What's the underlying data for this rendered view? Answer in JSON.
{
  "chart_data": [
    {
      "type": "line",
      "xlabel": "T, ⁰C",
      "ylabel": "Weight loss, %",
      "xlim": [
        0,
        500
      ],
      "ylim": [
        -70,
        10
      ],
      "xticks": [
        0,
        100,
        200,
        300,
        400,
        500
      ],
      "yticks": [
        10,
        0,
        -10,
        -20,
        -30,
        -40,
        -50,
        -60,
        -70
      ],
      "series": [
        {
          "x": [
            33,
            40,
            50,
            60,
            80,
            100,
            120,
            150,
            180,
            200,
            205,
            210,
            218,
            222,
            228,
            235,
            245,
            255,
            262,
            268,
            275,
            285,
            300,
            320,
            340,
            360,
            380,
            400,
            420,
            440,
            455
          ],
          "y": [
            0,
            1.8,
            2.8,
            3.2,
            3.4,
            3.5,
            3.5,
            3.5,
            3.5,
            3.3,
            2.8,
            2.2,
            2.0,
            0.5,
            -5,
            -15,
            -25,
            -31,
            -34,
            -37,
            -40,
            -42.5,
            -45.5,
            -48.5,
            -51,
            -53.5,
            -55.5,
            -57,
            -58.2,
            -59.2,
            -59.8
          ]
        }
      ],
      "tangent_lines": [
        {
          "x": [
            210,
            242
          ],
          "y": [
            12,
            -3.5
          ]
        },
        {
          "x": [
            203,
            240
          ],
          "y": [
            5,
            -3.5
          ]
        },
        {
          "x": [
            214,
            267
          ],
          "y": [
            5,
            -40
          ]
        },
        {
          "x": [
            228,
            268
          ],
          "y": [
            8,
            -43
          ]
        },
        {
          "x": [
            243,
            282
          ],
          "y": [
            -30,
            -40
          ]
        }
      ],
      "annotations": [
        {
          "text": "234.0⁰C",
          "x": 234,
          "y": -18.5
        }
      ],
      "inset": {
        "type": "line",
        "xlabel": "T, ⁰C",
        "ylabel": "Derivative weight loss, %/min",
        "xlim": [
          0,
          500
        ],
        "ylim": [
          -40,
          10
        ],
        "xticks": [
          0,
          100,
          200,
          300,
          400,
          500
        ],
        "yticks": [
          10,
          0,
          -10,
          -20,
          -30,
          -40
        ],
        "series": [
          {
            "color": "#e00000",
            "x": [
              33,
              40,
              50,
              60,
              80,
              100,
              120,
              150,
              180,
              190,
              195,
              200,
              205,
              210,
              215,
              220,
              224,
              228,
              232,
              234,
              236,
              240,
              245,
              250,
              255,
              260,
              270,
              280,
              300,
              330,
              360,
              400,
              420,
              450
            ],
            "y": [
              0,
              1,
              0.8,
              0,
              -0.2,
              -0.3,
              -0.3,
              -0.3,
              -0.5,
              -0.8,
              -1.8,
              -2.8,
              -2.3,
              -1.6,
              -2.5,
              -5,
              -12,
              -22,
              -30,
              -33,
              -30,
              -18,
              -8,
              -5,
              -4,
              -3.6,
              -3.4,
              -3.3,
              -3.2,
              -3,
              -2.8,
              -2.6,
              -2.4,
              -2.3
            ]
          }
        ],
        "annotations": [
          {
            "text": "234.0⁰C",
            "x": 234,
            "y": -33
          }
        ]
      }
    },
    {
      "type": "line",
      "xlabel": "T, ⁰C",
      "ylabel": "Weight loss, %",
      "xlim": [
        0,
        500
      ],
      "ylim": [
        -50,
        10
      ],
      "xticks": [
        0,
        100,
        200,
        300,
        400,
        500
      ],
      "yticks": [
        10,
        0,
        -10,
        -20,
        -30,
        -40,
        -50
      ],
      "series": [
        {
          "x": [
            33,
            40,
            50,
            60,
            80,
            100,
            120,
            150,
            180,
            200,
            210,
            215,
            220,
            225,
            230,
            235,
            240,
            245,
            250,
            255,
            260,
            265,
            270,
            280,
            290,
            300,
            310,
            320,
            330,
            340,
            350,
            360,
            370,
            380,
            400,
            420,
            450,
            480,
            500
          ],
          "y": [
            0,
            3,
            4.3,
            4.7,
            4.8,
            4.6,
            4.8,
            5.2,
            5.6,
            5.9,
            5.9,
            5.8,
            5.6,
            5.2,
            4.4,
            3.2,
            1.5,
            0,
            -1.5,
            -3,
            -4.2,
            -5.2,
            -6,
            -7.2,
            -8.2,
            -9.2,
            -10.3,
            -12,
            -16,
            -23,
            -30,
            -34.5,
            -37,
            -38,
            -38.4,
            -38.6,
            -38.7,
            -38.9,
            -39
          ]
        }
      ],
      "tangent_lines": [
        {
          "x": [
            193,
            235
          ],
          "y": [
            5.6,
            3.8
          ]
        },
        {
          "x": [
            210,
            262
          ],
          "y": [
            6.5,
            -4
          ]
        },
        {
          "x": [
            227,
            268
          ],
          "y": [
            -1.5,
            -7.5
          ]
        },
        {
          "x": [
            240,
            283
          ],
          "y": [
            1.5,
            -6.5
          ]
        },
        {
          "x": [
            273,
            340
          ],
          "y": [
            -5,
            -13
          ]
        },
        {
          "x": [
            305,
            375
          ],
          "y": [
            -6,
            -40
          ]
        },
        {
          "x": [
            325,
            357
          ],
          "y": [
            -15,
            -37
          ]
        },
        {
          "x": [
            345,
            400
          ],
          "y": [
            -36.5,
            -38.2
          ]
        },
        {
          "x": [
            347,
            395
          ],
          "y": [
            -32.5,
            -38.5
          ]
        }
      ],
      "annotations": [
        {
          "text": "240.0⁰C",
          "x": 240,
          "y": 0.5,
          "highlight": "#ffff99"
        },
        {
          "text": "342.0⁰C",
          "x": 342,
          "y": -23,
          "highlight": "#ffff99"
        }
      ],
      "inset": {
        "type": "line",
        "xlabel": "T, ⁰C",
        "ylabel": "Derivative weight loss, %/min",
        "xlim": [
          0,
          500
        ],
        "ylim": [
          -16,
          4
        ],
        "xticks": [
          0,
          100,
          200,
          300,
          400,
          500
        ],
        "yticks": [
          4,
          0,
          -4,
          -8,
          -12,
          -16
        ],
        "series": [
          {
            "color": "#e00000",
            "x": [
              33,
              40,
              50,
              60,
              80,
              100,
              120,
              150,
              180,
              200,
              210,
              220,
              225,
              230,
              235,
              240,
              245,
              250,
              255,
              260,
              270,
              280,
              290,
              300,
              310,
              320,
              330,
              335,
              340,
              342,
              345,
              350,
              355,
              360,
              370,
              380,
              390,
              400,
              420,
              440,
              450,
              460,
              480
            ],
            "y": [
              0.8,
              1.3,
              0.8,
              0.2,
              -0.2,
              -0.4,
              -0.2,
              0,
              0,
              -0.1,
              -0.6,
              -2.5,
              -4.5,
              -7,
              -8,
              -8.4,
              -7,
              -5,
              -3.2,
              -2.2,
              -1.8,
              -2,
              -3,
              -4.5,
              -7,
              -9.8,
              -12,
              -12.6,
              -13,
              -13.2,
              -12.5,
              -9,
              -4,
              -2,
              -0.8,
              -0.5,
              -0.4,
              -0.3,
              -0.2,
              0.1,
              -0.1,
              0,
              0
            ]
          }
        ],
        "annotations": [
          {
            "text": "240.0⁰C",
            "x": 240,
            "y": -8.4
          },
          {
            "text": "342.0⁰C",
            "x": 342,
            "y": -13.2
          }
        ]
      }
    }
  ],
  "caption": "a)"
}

══════════════════════════════

### INSTRUCTIONS FOR THE TASK
The entries above must be returned in full, exactly as shown.

### RESPONSE FOR THIS EXERCISE
What's the underlying data for this rendered view? Answer in JSON.
{
  "chart_data": [
    {
      "type": "line",
      "xlabel": "T, ⁰C",
      "ylabel": "Weight loss, %",
      "xlim": [
        0,
        500
      ],
      "ylim": [
        -70,
        10
      ],
      "xticks": [
        0,
        100,
        200,
        300,
        400,
        500
      ],
      "yticks": [
        10,
        0,
        -10,
        -20,
        -30,
        -40,
        -50,
        -60,
        -70
      ],
      "series": [
        {
          "x": [
            33,
            40,
            50,
            60,
            80,
            100,
            120,
            150,
            180,
            200,
            205,
            210,
            218,
            222,
            228,
            235,
            245,
            255,
            262,
            268,
            275,
            285,
            300,
            320,
            340,
            360,
            380,
            400,
            420,
            440,
            455
          ],
          "y": [
            0,
            1.8,
            2.8,
            3.2,
            3.4,
            3.5,
            3.5,
            3.5,
            3.5,
            3.3,
            2.8,
            2.2,
            2.0,
            0.5,
            -5,
            -15,
            -25,
            -31,
            -34,
            -37,
            -40,
            -42.5,
            -45.5,
            -48.5,
            -51,
            -53.5,
            -55.5,
            -57,
            -58.2,
            -59.2,
            -59.8
          ]
        }
      ],
      "tangent_lines": [
        {
          "x": [
            210,
            242
          ],
          "y": [
            12,
            -3.5
          ]
        },
        {
          "x": [
            203,
            240
          ],
          "y": [
            5,
            -3.5
          ]
        },
        {
          "x": [
            214,
            267
          ],
          "y": [
            5,
            -40
          ]
        },
        {
          "x": [
            228,
            268
          ],
          "y": [
            8,
            -43
          ]
        },
        {
          "x": [
            243,
            282
          ],
          "y": [
            -30,
            -40
          ]
        }
      ],
      "annotations": [
        {
          "text": "234.0⁰C",
          "x": 234,
          "y": -18.5
        }
      ],
      "inset": {
        "type": "line",
        "xlabel": "T, ⁰C",
        "ylabel": "Derivative weight loss, %/min",
        "xlim": [
          0,
          500
        ],
        "ylim": [
          -40,
          10
        ],
        "xticks": [
          0,
          100,
          200,
          300,
          400,
          500
        ],
        "yticks": [
          10,
          0,
          -10,
          -20,
          -30,
          -40
        ],
        "series": [
          {
            "color": "#e00000",
            "x": [
              33,
              40,
              50,
              60,
              80,
              100,
              120,
              150,
              180,
              190,
              195,
              200,
              205,
              210,
              215,
              220,
              224,
              228,
              232,
              234,
              236,
              240,
              245,
              250,
              255,
              260,
              270,
              280,
              300,
              330,
              360,
              400,
              420,
              450
            ],
            "y": [
              0,
              1,
              0.8,
              0,
              -0.2,
              -0.3,
              -0.3,
              -0.3,
              -0.5,
              -0.8,
              -1.8,
              -2.8,
              -2.3,
              -1.6,
              -2.5,
              -5,
              -12,
              -22,
              -30,
              -33,
              -30,
              -18,
              -8,
              -5,
              -4,
              -3.6,
              -3.4,
              -3.3,
              -3.2,
              -3,
              -2.8,
              -2.6,
              -2.4,
              -2.3
            ]
          }
        ],
        "annotations": [
          {
            "text": "234.0⁰C",
            "x": 234,
            "y": -33
          }
        ]
      }
    },
    {
      "type": "line",
      "xlabel": "T, ⁰C",
      "ylabel": "Weight loss, %",
      "xlim": [
        0,
        500
      ],
      "ylim": [
        -50,
        10
      ],
      "xticks": [
        0,
        100,
        200,
        300,
        400,
        500
      ],
      "yticks": [
        10,
        0,
        -10,
        -20,
        -30,
        -40,
        -50
      ],
      "series": [
        {
          "x": [
            33,
            40,
            50,
            60,
            80,
            100,
            120,
            150,
            180,
            200,
            210,
            215,
            220,
            225,
            230,
            235,
            240,
            245,
            250,
            255,
            260,
            265,
            270,
            280,
            290,
            300,
            310,
            320,
            330,
            340,
            350,
            360,
            370,
            380,
            400,
            420,
            450,
            480,
            500
          ],
          "y": [
            0,
            3,
            4.3,
            4.7,
            4.8,
            4.6,
            4.8,
            5.2,
            5.6,
            5.9,
            5.9,
            5.8,
            5.6,
            5.2,
            4.4,
            3.2,
            1.5,
            0,
            -1.5,
            -3,
            -4.2,
            -5.2,
            -6,
            -7.2,
            -8.2,
            -9.2,
            -10.3,
            -12,
            -16,
            -23,
            -30,
            -34.5,
            -37,
            -38,
            -38.4,
            -38.6,
            -38.7,
            -38.9,
            -39
          ]
        }
      ],
      "tangent_lines": [
        {
          "x": [
            193,
            235
          ],
          "y": [
            5.6,
            3.8
          ]
        },
        {
          "x": [
            210,
            262
          ],
          "y": [
            6.5,
            -4
          ]
        },
        {
          "x": [
            227,
            268
          ],
          "y": [
            -1.5,
            -7.5
          ]
        },
        {
          "x": [
            240,
            283
          ],
          "y": [
            1.5,
            -6.5
          ]
        },
        {
          "x": [
            273,
            340
          ],
          "y": [
            -5,
            -13
          ]
        },
        {
          "x": [
            305,
            375
          ],
          "y": [
            -6,
            -40
          ]
        },
        {
          "x": [
            325,
            357
          ],
          "y": [
            -15,
            -37
          ]
        },
        {
          "x": [
            345,
            400
          ],
          "y": [
            -36.5,
            -38.2
          ]
        },
        {
          "x": [
            347,
            395
          ],
          "y": [
            -32.5,
            -38.5
          ]
        }
      ],
      "annotations": [
        {
          "text": "240.0⁰C",
          "x": 240,
          "y": 0.5,
          "highlight": "#ffff99"
        },
        {
          "text": "342.0⁰C",
          "x": 342,
          "y": -23,
          "highlight": "#ffff99"
        }
      ],
      "inset": {
        "type": "line",
        "xlabel": "T, ⁰C",
        "ylabel": "Derivative weight loss, %/min",
        "xlim": [
          0,
          500
        ],
        "ylim": [
          -16,
          4
        ],
        "xticks": [
          0,
          100,
          200,
          300,
          400,
          500
        ],
        "yticks": [
          4,
          0,
          -4,
          -8,
          -12,
          -16
        ],
        "series": [
          {
            "color": "#e00000",
            "x": [
              33,
              40,
              50,
              60,
              80,
              100,
              120,
              150,
              180,
              200,
              210,
              220,
              225,
              230,
              235,
              240,
              245,
              250,
              255,
              260,
              270,
              280,
              290,
              300,
              310,
              320,
              330,
              335,
              340,
              342,
              345,
              350,
              355,
              360,
              370,
              380,
              390,
              400,
              420,
              440,
              450,
              460,
              480
            ],
            "y": [
              0.8,
              1.3,
              0.8,
              0.2,
              -0.2,
              -0.4,
              -0.2,
              0,
              0,
              -0.1,
              -0.6,
              -2.5,
              -4.5,
              -7,
              -8,
              -8.4,
              -7,
              -5,
              -3.2,
              -2.2,
              -1.8,
              -2,
              -3,
              -4.5,
              -7,
              -9.8,
              -12,
              -12.6,
              -13,
              -13.2,
              -12.5,
              -9,
              -4,
              -2,
              -0.8,
              -0.5,
              -0.4,
              -0.3,
              -0.2,
              0.1,
              -0.1,
              0,
              0
            ]
          }
        ],
        "annotations": [
          {
            "text": "240.0⁰C",
            "x": 240,
            "y": -8.4
          },
          {
            "text": "342.0⁰C",
            "x": 342,
            "y": -13.2
          }
        ]
      }
    }
  ],
  "caption": "a)"
}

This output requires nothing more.